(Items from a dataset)
+--

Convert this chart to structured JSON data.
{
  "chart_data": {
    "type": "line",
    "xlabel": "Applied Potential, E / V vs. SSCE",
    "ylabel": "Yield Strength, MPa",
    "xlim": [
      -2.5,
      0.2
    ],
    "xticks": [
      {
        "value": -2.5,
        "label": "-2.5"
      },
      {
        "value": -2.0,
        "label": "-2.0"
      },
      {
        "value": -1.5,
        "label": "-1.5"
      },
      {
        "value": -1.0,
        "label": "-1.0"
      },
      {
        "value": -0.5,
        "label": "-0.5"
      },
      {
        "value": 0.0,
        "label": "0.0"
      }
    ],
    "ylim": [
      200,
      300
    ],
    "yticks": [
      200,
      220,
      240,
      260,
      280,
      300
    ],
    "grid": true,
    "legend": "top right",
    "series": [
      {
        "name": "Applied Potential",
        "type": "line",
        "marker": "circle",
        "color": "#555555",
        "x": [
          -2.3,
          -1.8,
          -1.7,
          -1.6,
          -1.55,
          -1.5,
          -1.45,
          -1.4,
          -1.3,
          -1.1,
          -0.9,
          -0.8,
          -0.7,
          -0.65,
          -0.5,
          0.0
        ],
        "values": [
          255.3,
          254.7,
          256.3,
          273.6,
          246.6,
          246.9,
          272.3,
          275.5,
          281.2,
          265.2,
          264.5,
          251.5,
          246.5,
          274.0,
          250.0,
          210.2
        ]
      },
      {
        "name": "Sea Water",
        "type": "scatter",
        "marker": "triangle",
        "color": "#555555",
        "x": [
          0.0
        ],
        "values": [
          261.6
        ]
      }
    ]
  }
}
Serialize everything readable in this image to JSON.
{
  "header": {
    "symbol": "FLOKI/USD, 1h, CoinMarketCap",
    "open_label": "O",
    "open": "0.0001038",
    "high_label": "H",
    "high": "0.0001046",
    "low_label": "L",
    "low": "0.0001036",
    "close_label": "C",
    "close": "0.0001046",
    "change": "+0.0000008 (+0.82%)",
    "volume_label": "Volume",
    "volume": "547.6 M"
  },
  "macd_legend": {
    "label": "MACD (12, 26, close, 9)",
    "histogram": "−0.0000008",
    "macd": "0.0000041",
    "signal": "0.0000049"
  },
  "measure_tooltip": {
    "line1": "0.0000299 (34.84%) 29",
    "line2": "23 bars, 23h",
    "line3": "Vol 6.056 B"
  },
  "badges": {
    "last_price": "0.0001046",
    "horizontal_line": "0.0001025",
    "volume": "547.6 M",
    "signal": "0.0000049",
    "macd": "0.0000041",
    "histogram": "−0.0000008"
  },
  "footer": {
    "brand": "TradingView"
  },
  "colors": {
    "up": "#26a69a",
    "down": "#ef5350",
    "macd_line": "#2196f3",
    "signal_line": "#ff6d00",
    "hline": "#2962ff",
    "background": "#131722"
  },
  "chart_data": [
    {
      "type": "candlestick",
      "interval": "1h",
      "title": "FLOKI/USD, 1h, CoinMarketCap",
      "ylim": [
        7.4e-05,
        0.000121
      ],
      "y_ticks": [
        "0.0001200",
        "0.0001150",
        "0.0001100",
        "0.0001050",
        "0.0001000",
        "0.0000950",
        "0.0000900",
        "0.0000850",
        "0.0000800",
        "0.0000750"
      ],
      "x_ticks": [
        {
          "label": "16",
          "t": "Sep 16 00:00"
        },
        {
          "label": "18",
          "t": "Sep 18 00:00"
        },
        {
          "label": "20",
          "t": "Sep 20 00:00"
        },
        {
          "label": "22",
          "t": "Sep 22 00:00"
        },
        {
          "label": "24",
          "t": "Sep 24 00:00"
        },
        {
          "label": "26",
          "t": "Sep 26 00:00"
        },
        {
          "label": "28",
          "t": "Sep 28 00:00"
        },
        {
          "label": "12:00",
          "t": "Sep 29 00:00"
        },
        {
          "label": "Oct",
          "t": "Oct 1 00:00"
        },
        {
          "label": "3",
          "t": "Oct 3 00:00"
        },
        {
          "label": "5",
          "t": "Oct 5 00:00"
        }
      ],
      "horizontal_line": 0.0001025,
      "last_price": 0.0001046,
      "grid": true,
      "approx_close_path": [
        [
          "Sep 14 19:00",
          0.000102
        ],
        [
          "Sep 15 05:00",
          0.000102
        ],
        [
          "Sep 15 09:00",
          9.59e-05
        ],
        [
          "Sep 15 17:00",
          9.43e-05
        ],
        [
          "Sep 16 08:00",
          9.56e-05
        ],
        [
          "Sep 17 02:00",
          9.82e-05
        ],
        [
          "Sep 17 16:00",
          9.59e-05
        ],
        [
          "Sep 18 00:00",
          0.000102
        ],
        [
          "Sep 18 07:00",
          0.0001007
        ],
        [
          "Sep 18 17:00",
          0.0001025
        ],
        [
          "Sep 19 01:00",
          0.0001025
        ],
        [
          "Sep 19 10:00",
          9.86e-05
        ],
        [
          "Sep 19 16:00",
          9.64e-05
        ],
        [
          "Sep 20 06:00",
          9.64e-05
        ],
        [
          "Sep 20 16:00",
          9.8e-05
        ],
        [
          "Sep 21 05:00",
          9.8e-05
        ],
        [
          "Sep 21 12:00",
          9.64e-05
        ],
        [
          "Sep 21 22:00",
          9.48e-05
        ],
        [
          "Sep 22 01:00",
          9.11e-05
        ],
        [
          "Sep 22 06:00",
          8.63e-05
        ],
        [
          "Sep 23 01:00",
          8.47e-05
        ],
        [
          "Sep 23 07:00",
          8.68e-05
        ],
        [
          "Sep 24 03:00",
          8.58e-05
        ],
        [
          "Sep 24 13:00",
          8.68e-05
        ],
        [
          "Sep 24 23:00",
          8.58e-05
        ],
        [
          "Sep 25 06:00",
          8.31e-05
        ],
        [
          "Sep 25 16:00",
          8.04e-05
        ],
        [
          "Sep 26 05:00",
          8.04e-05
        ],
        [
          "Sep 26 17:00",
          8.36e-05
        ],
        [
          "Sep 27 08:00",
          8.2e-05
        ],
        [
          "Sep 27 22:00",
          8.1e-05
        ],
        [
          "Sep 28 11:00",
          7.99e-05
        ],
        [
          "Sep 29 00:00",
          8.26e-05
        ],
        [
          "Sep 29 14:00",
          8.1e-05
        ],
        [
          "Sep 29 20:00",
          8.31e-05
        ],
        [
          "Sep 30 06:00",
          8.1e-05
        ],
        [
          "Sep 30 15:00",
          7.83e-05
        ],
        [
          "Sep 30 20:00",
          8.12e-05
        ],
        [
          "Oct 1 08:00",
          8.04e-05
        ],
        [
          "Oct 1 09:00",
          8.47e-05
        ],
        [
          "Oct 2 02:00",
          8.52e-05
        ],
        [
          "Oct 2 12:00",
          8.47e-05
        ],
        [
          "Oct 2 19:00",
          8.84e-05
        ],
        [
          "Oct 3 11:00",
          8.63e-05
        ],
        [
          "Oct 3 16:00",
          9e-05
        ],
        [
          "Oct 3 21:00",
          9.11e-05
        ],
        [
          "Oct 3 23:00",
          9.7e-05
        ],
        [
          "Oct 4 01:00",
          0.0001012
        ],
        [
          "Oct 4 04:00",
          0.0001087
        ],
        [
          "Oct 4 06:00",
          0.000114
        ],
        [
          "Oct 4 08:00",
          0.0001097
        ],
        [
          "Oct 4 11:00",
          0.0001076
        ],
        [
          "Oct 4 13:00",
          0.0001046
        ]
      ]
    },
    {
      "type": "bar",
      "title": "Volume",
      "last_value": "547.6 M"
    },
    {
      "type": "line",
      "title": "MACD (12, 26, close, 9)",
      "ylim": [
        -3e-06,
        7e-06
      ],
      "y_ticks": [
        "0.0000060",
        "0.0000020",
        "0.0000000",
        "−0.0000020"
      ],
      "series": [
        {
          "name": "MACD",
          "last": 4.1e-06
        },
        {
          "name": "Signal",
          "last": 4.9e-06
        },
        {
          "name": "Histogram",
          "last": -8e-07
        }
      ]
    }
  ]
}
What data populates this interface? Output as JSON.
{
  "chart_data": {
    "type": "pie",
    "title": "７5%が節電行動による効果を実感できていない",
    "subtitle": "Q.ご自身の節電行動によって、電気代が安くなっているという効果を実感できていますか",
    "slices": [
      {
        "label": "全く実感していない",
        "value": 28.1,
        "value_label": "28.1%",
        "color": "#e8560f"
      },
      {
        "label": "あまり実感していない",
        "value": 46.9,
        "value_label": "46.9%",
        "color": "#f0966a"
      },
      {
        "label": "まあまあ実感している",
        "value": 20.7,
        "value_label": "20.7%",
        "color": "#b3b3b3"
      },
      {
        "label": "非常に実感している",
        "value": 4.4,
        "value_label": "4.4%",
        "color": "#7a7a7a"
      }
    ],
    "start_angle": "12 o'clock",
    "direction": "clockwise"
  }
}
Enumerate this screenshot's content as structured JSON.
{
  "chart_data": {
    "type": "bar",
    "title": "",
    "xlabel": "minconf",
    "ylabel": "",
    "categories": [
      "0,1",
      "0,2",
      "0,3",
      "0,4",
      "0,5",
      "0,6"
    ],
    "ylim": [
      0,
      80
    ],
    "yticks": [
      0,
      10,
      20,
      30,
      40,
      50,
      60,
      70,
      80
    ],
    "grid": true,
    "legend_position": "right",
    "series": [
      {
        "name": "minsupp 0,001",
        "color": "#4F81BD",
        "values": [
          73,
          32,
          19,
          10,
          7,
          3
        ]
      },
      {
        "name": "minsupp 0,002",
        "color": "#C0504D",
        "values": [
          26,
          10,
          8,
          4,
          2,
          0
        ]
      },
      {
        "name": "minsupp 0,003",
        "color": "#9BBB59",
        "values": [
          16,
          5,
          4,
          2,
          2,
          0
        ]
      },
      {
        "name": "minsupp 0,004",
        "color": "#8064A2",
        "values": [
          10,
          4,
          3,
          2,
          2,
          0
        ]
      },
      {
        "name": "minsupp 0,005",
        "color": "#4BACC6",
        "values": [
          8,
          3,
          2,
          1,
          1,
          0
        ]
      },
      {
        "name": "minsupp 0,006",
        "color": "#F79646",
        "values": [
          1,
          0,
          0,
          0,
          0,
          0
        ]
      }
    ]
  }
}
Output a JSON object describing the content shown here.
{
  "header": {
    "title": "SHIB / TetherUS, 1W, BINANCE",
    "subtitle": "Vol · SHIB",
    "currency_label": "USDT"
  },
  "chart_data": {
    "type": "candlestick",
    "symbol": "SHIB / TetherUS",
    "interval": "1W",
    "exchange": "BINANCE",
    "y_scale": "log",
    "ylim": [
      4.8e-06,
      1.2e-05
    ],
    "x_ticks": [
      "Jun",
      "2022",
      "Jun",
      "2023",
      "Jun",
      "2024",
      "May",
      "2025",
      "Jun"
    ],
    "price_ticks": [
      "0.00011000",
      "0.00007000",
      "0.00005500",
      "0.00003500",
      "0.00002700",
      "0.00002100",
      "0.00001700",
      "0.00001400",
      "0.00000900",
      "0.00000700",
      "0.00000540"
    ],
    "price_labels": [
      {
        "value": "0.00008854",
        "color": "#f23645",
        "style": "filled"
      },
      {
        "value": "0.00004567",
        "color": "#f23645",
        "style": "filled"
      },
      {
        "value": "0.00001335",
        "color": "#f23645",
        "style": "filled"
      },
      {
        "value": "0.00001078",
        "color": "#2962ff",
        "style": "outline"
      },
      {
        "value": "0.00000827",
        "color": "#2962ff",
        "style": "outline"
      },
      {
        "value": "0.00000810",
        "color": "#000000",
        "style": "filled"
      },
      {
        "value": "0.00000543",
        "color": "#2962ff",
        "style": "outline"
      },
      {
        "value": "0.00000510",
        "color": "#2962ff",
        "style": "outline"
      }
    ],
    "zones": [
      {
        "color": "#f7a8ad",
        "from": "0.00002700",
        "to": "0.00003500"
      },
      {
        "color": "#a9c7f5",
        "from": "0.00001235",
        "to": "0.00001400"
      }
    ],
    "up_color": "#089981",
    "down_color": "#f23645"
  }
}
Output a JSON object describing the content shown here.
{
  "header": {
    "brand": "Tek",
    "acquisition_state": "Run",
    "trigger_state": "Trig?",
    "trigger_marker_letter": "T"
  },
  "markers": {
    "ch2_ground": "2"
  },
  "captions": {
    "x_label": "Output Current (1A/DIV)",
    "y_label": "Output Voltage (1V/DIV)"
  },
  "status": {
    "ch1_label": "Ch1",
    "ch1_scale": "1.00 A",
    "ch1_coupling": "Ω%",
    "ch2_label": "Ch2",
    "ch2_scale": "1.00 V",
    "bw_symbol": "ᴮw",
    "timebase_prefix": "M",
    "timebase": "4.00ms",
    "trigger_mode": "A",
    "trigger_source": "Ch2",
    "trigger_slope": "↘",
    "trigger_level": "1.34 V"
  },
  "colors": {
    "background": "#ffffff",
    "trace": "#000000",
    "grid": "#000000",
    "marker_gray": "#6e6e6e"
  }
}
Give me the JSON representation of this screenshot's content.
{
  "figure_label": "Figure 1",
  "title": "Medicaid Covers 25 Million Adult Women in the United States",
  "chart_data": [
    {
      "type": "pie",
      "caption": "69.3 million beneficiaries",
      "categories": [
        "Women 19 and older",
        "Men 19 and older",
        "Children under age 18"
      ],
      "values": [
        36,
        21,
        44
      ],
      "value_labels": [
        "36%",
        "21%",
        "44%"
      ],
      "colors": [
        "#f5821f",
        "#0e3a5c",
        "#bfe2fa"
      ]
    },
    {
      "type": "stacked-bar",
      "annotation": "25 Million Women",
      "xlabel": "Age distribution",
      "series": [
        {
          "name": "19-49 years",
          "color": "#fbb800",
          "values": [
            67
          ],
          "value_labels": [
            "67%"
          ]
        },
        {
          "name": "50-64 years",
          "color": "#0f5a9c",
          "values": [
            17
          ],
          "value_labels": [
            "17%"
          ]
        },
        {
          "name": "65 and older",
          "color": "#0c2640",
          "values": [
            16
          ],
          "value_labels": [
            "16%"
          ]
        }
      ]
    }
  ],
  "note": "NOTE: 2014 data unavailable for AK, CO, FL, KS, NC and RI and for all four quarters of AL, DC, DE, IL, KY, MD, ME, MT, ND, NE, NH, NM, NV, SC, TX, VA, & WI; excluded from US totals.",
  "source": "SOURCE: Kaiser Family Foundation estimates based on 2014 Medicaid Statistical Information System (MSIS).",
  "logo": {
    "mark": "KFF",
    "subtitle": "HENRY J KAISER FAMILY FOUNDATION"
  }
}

+--

Report each line in the data that holds the word "Output".

What data populates this interface? Output as JSON.
Output a JSON object describing the content shown here.
Output a JSON object describing the content shown here.
    "x_label": "Output Current (1A/DIV)",
    "y_label": "Output Voltage (1V/DIV)"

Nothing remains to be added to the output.